# [Work required]
Reproduce each line exactly. Skip none.

# [Information given]
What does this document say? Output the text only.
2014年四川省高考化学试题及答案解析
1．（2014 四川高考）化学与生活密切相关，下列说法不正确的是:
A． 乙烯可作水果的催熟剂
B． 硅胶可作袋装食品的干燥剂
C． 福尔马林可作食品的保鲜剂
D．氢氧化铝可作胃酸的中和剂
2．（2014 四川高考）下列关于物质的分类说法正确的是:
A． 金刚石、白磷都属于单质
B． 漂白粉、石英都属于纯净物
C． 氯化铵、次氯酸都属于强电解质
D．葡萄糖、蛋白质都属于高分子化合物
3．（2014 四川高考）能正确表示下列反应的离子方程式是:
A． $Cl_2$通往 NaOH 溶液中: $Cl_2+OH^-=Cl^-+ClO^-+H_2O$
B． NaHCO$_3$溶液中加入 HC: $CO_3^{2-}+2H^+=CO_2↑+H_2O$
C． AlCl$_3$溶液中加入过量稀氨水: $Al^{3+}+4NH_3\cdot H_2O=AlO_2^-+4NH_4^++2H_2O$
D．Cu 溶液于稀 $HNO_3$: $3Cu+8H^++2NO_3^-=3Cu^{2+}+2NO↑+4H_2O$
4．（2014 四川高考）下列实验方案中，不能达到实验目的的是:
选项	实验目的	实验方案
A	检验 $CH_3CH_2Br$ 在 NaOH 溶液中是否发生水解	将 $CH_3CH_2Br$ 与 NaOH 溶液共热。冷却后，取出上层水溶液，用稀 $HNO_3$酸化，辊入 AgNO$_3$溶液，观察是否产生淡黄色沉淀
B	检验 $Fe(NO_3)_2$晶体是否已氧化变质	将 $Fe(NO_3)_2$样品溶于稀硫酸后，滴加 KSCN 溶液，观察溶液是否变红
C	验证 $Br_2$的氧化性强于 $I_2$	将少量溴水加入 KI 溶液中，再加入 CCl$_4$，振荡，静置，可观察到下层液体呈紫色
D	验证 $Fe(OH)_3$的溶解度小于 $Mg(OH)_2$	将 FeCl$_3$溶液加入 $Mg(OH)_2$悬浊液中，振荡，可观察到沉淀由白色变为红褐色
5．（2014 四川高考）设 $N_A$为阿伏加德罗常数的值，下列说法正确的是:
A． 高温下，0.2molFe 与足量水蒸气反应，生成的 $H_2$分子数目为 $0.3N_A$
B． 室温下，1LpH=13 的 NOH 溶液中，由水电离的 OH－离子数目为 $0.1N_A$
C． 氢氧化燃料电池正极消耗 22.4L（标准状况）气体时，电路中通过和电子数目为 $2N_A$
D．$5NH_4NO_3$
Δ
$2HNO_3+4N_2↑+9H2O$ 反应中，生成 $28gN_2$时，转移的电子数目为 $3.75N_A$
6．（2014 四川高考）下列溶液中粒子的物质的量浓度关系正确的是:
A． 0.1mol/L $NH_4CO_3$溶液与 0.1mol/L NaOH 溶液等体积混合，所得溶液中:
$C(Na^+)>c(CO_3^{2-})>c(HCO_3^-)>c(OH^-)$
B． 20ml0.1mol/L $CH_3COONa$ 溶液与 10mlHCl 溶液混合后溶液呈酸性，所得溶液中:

# [Full response]
What does this document say? Output the text only.
2014年四川省高考化学试题及答案解析
1．（2014 四川高考）化学与生活密切相关，下列说法不正确的是:
A． 乙烯可作水果的催熟剂
B． 硅胶可作袋装食品的干燥剂
C． 福尔马林可作食品的保鲜剂
D．氢氧化铝可作胃酸的中和剂
2．（2014 四川高考）下列关于物质的分类说法正确的是:
A． 金刚石、白磷都属于单质
B． 漂白粉、石英都属于纯净物
C． 氯化铵、次氯酸都属于强电解质
D．葡萄糖、蛋白质都属于高分子化合物
3．（2014 四川高考）能正确表示下列反应的离子方程式是:
A． $Cl_2$通往 NaOH 溶液中: $Cl_2+OH^-=Cl^-+ClO^-+H_2O$
B． NaHCO$_3$溶液中加入 HC: $CO_3^{2-}+2H^+=CO_2↑+H_2O$
C． AlCl$_3$溶液中加入过量稀氨水: $Al^{3+}+4NH_3\cdot H_2O=AlO_2^-+4NH_4^++2H_2O$
D．Cu 溶液于稀 $HNO_3$: $3Cu+8H^++2NO_3^-=3Cu^{2+}+2NO↑+4H_2O$
4．（2014 四川高考）下列实验方案中，不能达到实验目的的是:
选项	实验目的	实验方案
A	检验 $CH_3CH_2Br$ 在 NaOH 溶液中是否发生水解	将 $CH_3CH_2Br$ 与 NaOH 溶液共热。冷却后，取出上层水溶液，用稀 $HNO_3$酸化，辊入 AgNO$_3$溶液，观察是否产生淡黄色沉淀
B	检验 $Fe(NO_3)_2$晶体是否已氧化变质	将 $Fe(NO_3)_2$样品溶于稀硫酸后，滴加 KSCN 溶液，观察溶液是否变红
C	验证 $Br_2$的氧化性强于 $I_2$	将少量溴水加入 KI 溶液中，再加入 CCl$_4$，振荡，静置，可观察到下层液体呈紫色
D	验证 $Fe(OH)_3$的溶解度小于 $Mg(OH)_2$	将 FeCl$_3$溶液加入 $Mg(OH)_2$悬浊液中，振荡，可观察到沉淀由白色变为红褐色
5．（2014 四川高考）设 $N_A$为阿伏加德罗常数的值，下列说法正确的是:
A． 高温下，0.2molFe 与足量水蒸气反应，生成的 $H_2$分子数目为 $0.3N_A$
B． 室温下，1LpH=13 的 NOH 溶液中，由水电离的 OH－离子数目为 $0.1N_A$
C． 氢氧化燃料电池正极消耗 22.4L（标准状况）气体时，电路中通过和电子数目为 $2N_A$
D．$5NH_4NO_3$
Δ
$2HNO_3+4N_2↑+9H2O$ 反应中，生成 $28gN_2$时，转移的电子数目为 $3.75N_A$
6．（2014 四川高考）下列溶液中粒子的物质的量浓度关系正确的是:
A． 0.1mol/L $NH_4CO_3$溶液与 0.1mol/L NaOH 溶液等体积混合，所得溶液中:
$C(Na^+)>c(CO_3^{2-})>c(HCO_3^-)>c(OH^-)$
B． 20ml0.1mol/L $CH_3COONa$ 溶液与 10mlHCl 溶液混合后溶液呈酸性，所得溶液中:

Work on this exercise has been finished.